The task
Set out every line bearing the string "moſt".

Collection entries
····················

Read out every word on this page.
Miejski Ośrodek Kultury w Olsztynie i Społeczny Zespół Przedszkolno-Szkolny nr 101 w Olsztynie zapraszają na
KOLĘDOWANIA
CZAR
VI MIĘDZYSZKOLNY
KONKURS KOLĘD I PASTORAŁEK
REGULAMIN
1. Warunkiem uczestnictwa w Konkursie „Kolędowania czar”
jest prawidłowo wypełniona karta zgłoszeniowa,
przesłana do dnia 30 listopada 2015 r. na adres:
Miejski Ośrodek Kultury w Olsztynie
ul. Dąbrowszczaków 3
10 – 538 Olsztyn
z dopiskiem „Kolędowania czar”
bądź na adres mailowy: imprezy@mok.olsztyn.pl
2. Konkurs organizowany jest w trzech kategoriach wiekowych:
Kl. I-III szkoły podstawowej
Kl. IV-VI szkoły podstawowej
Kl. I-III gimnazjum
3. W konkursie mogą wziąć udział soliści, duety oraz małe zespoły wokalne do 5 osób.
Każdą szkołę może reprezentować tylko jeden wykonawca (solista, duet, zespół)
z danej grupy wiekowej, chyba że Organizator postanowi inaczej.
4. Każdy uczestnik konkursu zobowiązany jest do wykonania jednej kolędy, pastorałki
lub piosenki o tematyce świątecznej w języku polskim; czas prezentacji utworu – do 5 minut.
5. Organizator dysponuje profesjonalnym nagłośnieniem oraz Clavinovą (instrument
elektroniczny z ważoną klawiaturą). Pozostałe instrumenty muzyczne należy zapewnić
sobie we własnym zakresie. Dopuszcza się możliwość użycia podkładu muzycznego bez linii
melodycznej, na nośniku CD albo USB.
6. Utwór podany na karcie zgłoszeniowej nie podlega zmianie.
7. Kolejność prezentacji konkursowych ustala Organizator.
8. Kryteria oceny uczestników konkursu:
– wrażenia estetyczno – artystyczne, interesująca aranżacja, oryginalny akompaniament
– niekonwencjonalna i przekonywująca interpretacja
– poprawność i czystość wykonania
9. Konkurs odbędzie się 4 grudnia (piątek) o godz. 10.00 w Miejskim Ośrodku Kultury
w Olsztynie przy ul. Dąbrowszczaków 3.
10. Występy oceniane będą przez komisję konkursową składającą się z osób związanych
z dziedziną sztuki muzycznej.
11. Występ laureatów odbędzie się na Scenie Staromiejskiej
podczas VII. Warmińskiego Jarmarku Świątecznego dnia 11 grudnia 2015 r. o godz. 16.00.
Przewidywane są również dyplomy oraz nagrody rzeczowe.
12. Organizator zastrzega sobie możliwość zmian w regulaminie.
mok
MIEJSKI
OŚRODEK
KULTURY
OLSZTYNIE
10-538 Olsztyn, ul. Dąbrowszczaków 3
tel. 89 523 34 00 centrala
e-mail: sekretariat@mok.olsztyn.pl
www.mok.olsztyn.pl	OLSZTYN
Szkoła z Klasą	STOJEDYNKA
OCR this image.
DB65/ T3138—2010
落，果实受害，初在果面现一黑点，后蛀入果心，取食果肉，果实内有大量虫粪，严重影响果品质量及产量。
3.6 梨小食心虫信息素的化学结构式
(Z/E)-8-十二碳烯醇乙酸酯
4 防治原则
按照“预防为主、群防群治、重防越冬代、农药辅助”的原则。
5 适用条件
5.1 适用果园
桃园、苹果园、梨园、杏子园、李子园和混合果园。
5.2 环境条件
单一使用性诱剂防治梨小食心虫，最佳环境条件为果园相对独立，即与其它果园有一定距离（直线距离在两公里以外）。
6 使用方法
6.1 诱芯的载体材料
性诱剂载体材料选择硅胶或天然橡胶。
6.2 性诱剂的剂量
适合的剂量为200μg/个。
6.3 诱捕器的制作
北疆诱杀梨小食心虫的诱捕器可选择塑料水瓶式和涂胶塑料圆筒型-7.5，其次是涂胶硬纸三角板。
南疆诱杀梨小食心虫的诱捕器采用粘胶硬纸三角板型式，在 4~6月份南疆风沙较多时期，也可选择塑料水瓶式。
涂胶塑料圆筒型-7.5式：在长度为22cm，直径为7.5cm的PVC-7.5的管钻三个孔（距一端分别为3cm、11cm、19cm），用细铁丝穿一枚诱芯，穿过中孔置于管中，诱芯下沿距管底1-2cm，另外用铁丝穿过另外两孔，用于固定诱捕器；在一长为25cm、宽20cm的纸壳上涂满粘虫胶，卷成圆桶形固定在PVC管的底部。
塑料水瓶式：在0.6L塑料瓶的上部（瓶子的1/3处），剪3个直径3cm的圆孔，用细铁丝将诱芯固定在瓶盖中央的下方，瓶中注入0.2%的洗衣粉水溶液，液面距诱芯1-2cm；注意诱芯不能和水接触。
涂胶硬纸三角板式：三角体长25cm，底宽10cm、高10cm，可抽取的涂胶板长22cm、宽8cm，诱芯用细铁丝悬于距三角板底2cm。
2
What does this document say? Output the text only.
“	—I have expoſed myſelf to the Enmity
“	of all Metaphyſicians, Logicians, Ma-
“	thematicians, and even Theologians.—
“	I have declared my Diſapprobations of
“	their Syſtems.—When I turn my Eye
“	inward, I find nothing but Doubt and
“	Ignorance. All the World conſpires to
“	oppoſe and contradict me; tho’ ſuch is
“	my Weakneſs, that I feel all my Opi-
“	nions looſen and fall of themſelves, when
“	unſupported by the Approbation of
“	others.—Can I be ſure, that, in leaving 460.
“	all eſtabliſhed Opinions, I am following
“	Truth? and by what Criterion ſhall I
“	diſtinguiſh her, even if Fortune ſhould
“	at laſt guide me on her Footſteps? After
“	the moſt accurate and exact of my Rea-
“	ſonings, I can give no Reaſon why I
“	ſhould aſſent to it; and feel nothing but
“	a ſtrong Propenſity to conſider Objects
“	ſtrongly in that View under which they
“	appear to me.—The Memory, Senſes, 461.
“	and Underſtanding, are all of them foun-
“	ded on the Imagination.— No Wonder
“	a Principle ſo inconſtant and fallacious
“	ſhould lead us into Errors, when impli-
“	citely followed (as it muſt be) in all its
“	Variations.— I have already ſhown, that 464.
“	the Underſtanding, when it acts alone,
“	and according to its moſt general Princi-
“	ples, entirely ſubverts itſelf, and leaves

····················

Finished answer
“	the moſt accurate and exact of my Rea-
“	and according to its moſt general Princi-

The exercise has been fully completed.